- _Listed entries_
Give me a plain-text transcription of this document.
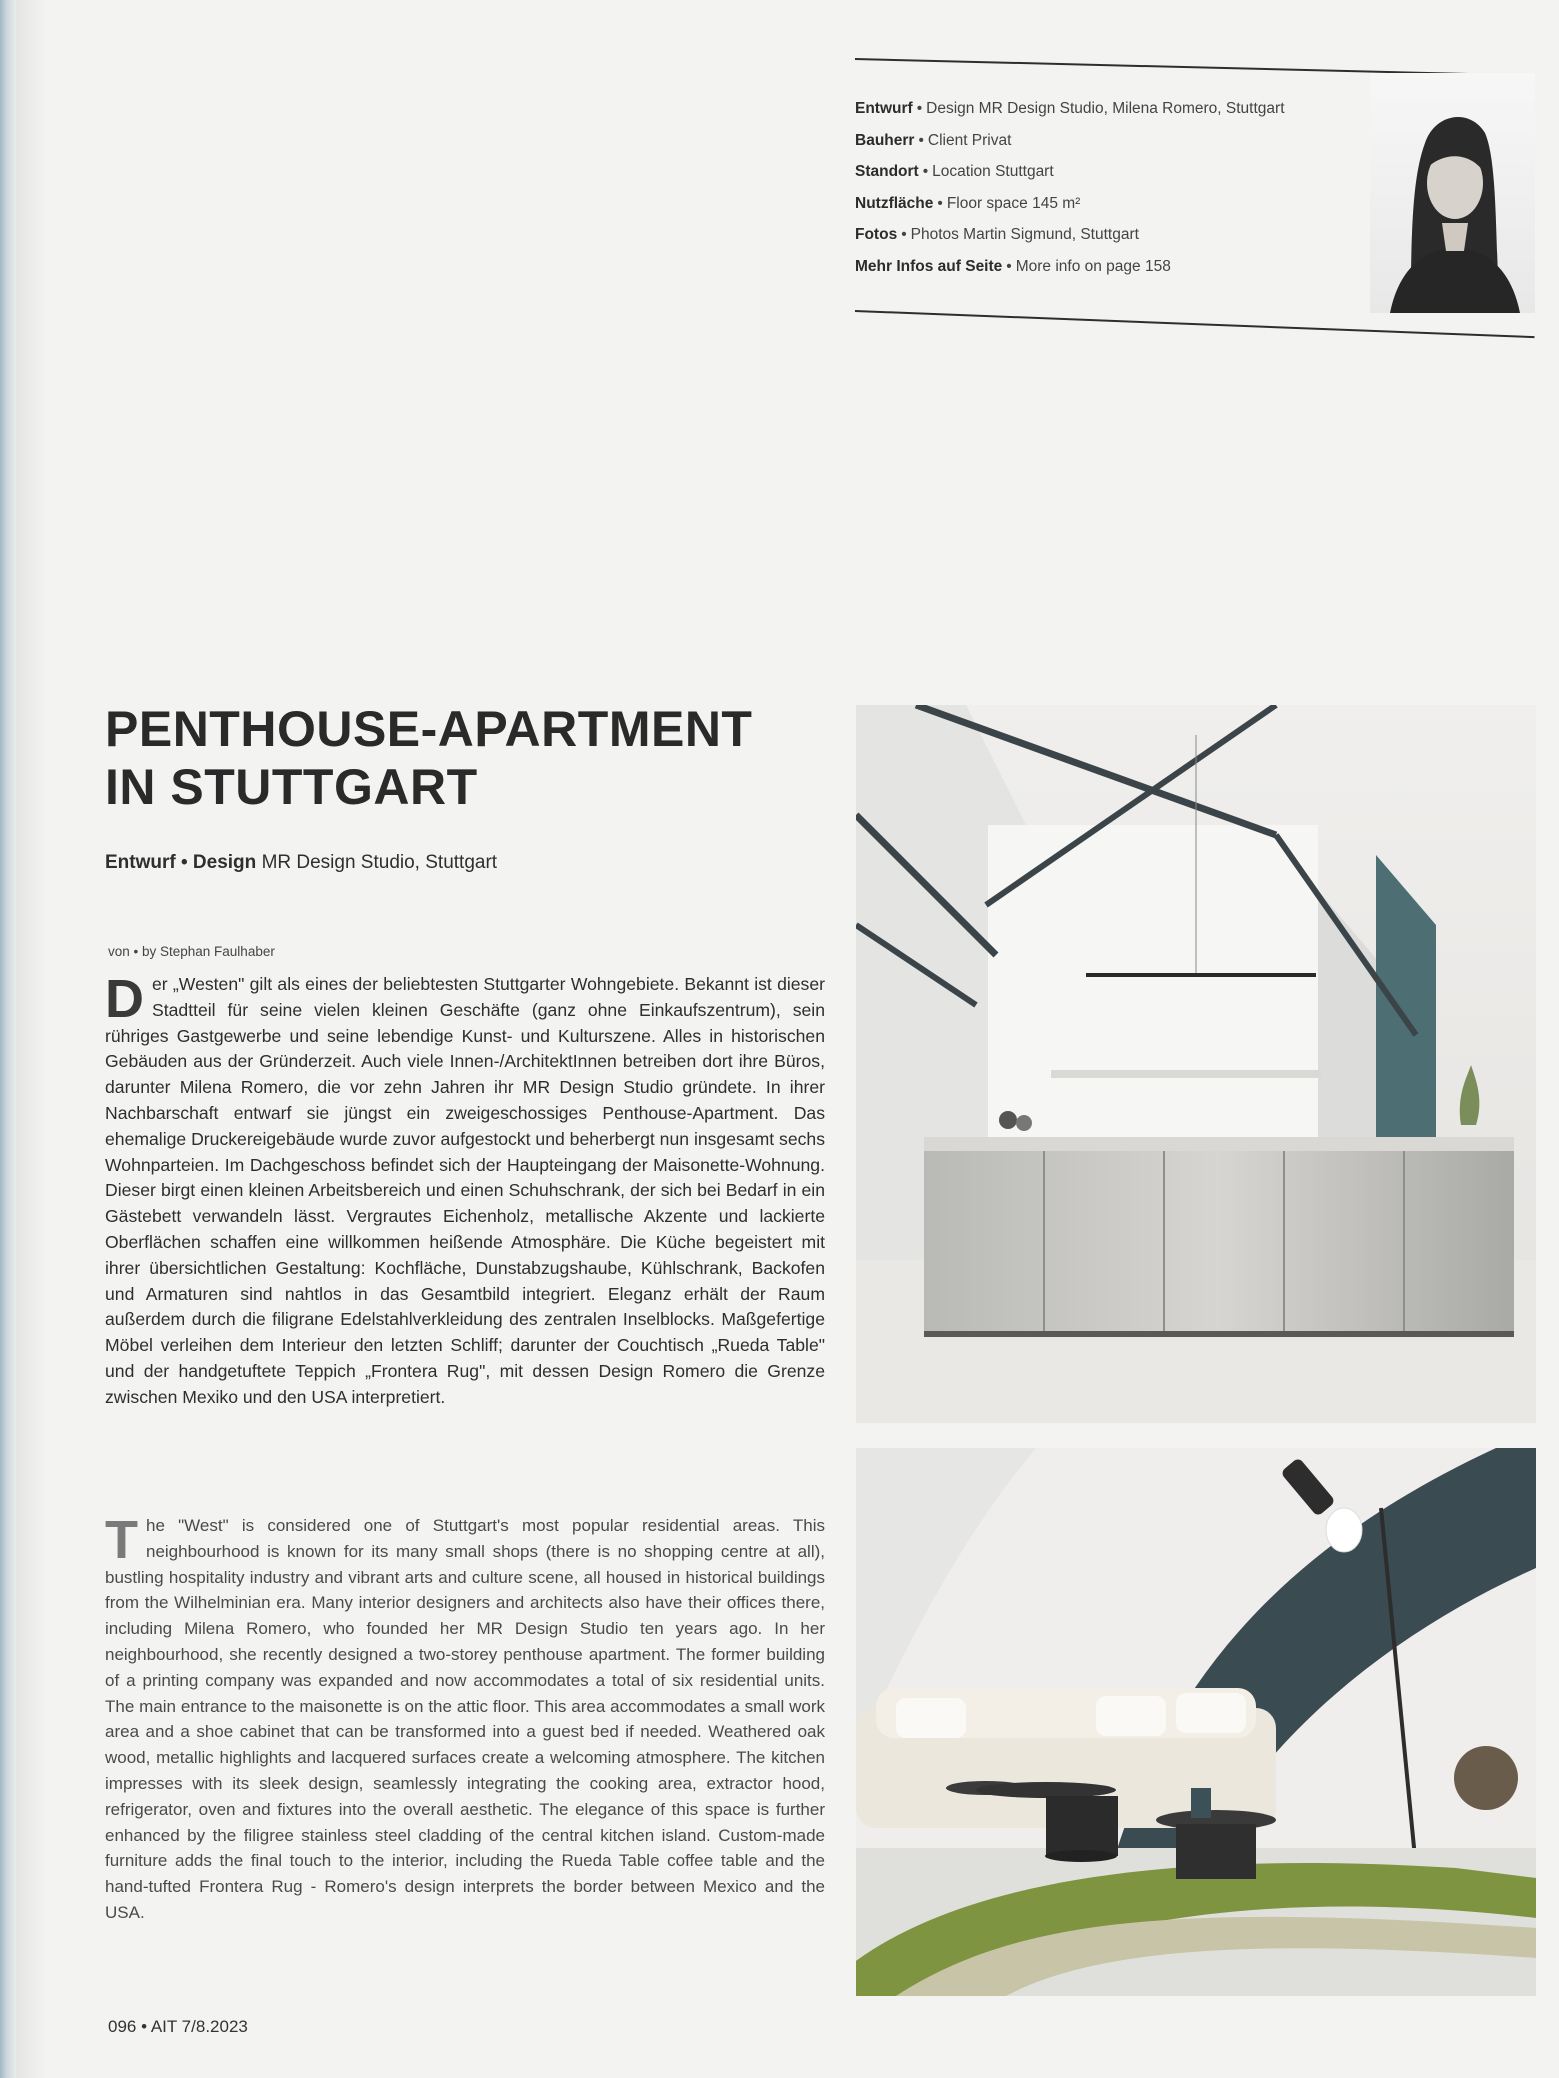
Entwurf • Design MR Design Studio, Milena Romero, Stuttgart
Bauherr • Client Privat
Standort • Location Stuttgart
Nutzfläche • Floor space 145 m²
Fotos • Photos Martin Sigmund, Stuttgart
Mehr Infos auf Seite • More info on page 158
PENTHOUSE-APARTMENT
IN STUTTGART
Entwurf • Design MR Design Studio, Stuttgart
von • by Stephan Faulhaber
Der „Westen" gilt als eines der beliebtesten Stuttgarter Wohngebiete. Bekannt ist dieser Stadtteil für seine vielen kleinen Geschäfte (ganz ohne Einkaufszentrum), sein rühriges Gastgewerbe und seine lebendige Kunst- und Kulturszene. Alles in historischen Gebäuden aus der Gründerzeit. Auch viele Innen-/ArchitektInnen betreiben dort ihre Büros, darunter Milena Romero, die vor zehn Jahren ihr MR Design Studio gründete. In ihrer Nachbarschaft entwarf sie jüngst ein zweigeschossiges Penthouse-Apartment. Das ehemalige Druckereigebäude wurde zuvor aufgestockt und beherbergt nun insgesamt sechs Wohnparteien. Im Dachgeschoss befindet sich der Haupteingang der Maisonette-Wohnung. Dieser birgt einen kleinen Arbeitsbereich und einen Schuhschrank, der sich bei Bedarf in ein Gästebett verwandeln lässt. Vergrautes Eichenholz, metallische Akzente und lackierte Oberflächen schaffen eine willkommen heißende Atmosphäre. Die Küche begeistert mit ihrer übersichtlichen Gestaltung: Kochfläche, Dunstabzugshaube, Kühlschrank, Backofen und Armaturen sind nahtlos in das Gesamtbild integriert. Eleganz erhält der Raum außerdem durch die filigrane Edelstahlverkleidung des zentralen Inselblocks. Maßgefertige Möbel verleihen dem Interieur den letzten Schliff; darunter der Couchtisch „Rueda Table" und der handgetuftete Teppich „Frontera Rug", mit dessen Design Romero die Grenze zwischen Mexiko und den USA interpretiert.
The "West" is considered one of Stuttgart's most popular residential areas. This neighbourhood is known for its many small shops (there is no shopping centre at all), bustling hospitality industry and vibrant arts and culture scene, all housed in historical buildings from the Wilhelminian era. Many interior designers and architects also have their offices there, including Milena Romero, who founded her MR Design Studio ten years ago. In her neighbourhood, she recently designed a two-storey penthouse apartment. The former building of a printing company was expanded and now accommodates a total of six residential units. The main entrance to the maisonette is on the attic floor. This area accommodates a small work area and a shoe cabinet that can be transformed into a guest bed if needed. Weathered oak wood, metallic highlights and lacquered surfaces create a welcoming atmosphere. The kitchen impresses with its sleek design, seamlessly integrating the cooking area, extractor hood, refrigerator, oven and fixtures into the overall aesthetic. The elegance of this space is further enhanced by the filigree stainless steel cladding of the central kitchen island. Custom-made furniture adds the final touch to the interior, including the Rueda Table coffee table and the hand-tufted Frontera Rug - Romero's design interprets the border between Mexico and the USA.
096 • AIT 7/8.2023
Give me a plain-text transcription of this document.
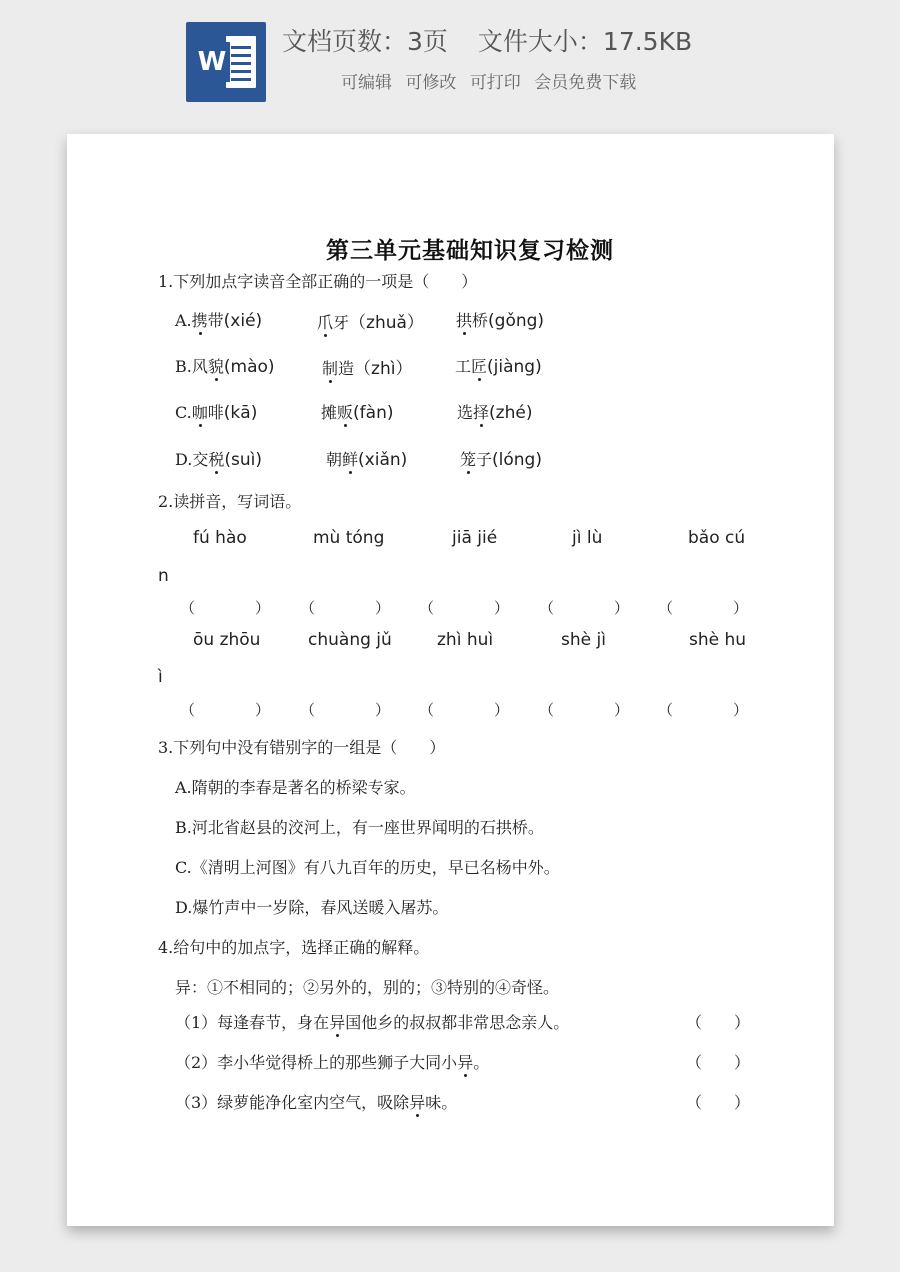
W
文档页数：3页 文件大小：17.5KB
可编辑 可修改 可打印 会员免费下载
第三单元基础知识复习检测
1.下列加点字读音全部正确的一项是（　　）
A.携带(xié)	爪牙（zhuǎ） 拱桥(gǒng)
B.风貌(mào)	制造（zhì）	工匠(jiàng)
C.咖啡(kā)	摊贩(fàn)	选择(zhé)
D.交税(suì)	朝鲜(xiǎn)	笼子(lóng)
2.读拼音，写词语。
fú hào	mù tóng	jiā jié	jì lù	bǎo cú
n
（　　　　） （　　　　） （　　　　） （　　　　） （　　　　）
ōu zhōu	chuàng jǔ	zhì huì	shè jì	shè hu
ì
（　　　　） （　　　　） （　　　　） （　　　　） （　　　　）
3.下列句中没有错别字的一组是（　　）
A.隋朝的李春是著名的桥梁专家。
B.河北省赵县的洨河上，有一座世界闻明的石拱桥。
C.《清明上河图》有八九百年的历史，早已名杨中外。
D.爆竹声中一岁除，春风送暖入屠苏。
4.给句中的加点字，选择正确的解释。
异：①不相同的；②另外的，别的；③特别的④奇怪。
（1）每逢春节，身在异国他乡的叔叔都非常思念亲人。	（　　）
（2）李小华觉得桥上的那些狮子大同小异。	（　　）
（3）绿萝能净化室内空气，吸除异味。	（　　）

- _Task statement_
Restate the data above exactly, stripping out each image.

- _Written solution_
Give me a plain-text transcription of this document.
Entwurf • Design MR Design Studio, Milena Romero, Stuttgart
Bauherr • Client Privat
Standort • Location Stuttgart
Nutzfläche • Floor space 145 m²
Fotos • Photos Martin Sigmund, Stuttgart
Mehr Infos auf Seite • More info on page 158
PENTHOUSE-APARTMENT
IN STUTTGART
Entwurf • Design MR Design Studio, Stuttgart
von • by Stephan Faulhaber
Der „Westen" gilt als eines der beliebtesten Stuttgarter Wohngebiete. Bekannt ist dieser Stadtteil für seine vielen kleinen Geschäfte (ganz ohne Einkaufszentrum), sein rühriges Gastgewerbe und seine lebendige Kunst- und Kulturszene. Alles in historischen Gebäuden aus der Gründerzeit. Auch viele Innen-/ArchitektInnen betreiben dort ihre Büros, darunter Milena Romero, die vor zehn Jahren ihr MR Design Studio gründete. In ihrer Nachbarschaft entwarf sie jüngst ein zweigeschossiges Penthouse-Apartment. Das ehemalige Druckereigebäude wurde zuvor aufgestockt und beherbergt nun insgesamt sechs Wohnparteien. Im Dachgeschoss befindet sich der Haupteingang der Maisonette-Wohnung. Dieser birgt einen kleinen Arbeitsbereich und einen Schuhschrank, der sich bei Bedarf in ein Gästebett verwandeln lässt. Vergrautes Eichenholz, metallische Akzente und lackierte Oberflächen schaffen eine willkommen heißende Atmosphäre. Die Küche begeistert mit ihrer übersichtlichen Gestaltung: Kochfläche, Dunstabzugshaube, Kühlschrank, Backofen und Armaturen sind nahtlos in das Gesamtbild integriert. Eleganz erhält der Raum außerdem durch die filigrane Edelstahlverkleidung des zentralen Inselblocks. Maßgefertige Möbel verleihen dem Interieur den letzten Schliff; darunter der Couchtisch „Rueda Table" und der handgetuftete Teppich „Frontera Rug", mit dessen Design Romero die Grenze zwischen Mexiko und den USA interpretiert.
The "West" is considered one of Stuttgart's most popular residential areas. This neighbourhood is known for its many small shops (there is no shopping centre at all), bustling hospitality industry and vibrant arts and culture scene, all housed in historical buildings from the Wilhelminian era. Many interior designers and architects also have their offices there, including Milena Romero, who founded her MR Design Studio ten years ago. In her neighbourhood, she recently designed a two-storey penthouse apartment. The former building of a printing company was expanded and now accommodates a total of six residential units. The main entrance to the maisonette is on the attic floor. This area accommodates a small work area and a shoe cabinet that can be transformed into a guest bed if needed. Weathered oak wood, metallic highlights and lacquered surfaces create a welcoming atmosphere. The kitchen impresses with its sleek design, seamlessly integrating the cooking area, extractor hood, refrigerator, oven and fixtures into the overall aesthetic. The elegance of this space is further enhanced by the filigree stainless steel cladding of the central kitchen island. Custom-made furniture adds the final touch to the interior, including the Rueda Table coffee table and the hand-tufted Frontera Rug - Romero's design interprets the border between Mexico and the USA.
096 • AIT 7/8.2023
Give me a plain-text transcription of this document.
W
文档页数：3页 文件大小：17.5KB
可编辑 可修改 可打印 会员免费下载
第三单元基础知识复习检测
1.下列加点字读音全部正确的一项是（　　）
A.携带(xié)	爪牙（zhuǎ） 拱桥(gǒng)
B.风貌(mào)	制造（zhì）	工匠(jiàng)
C.咖啡(kā)	摊贩(fàn)	选择(zhé)
D.交税(suì)	朝鲜(xiǎn)	笼子(lóng)
2.读拼音，写词语。
fú hào	mù tóng	jiā jié	jì lù	bǎo cú
n
（　　　　） （　　　　） （　　　　） （　　　　） （　　　　）
ōu zhōu	chuàng jǔ	zhì huì	shè jì	shè hu
ì
（　　　　） （　　　　） （　　　　） （　　　　） （　　　　）
3.下列句中没有错别字的一组是（　　）
A.隋朝的李春是著名的桥梁专家。
B.河北省赵县的洨河上，有一座世界闻明的石拱桥。
C.《清明上河图》有八九百年的历史，早已名杨中外。
D.爆竹声中一岁除，春风送暖入屠苏。
4.给句中的加点字，选择正确的解释。
异：①不相同的；②另外的，别的；③特别的④奇怪。
（1）每逢春节，身在异国他乡的叔叔都非常思念亲人。	（　　）
（2）李小华觉得桥上的那些狮子大同小异。	（　　）
（3）绿萝能净化室内空气，吸除异味。	（　　）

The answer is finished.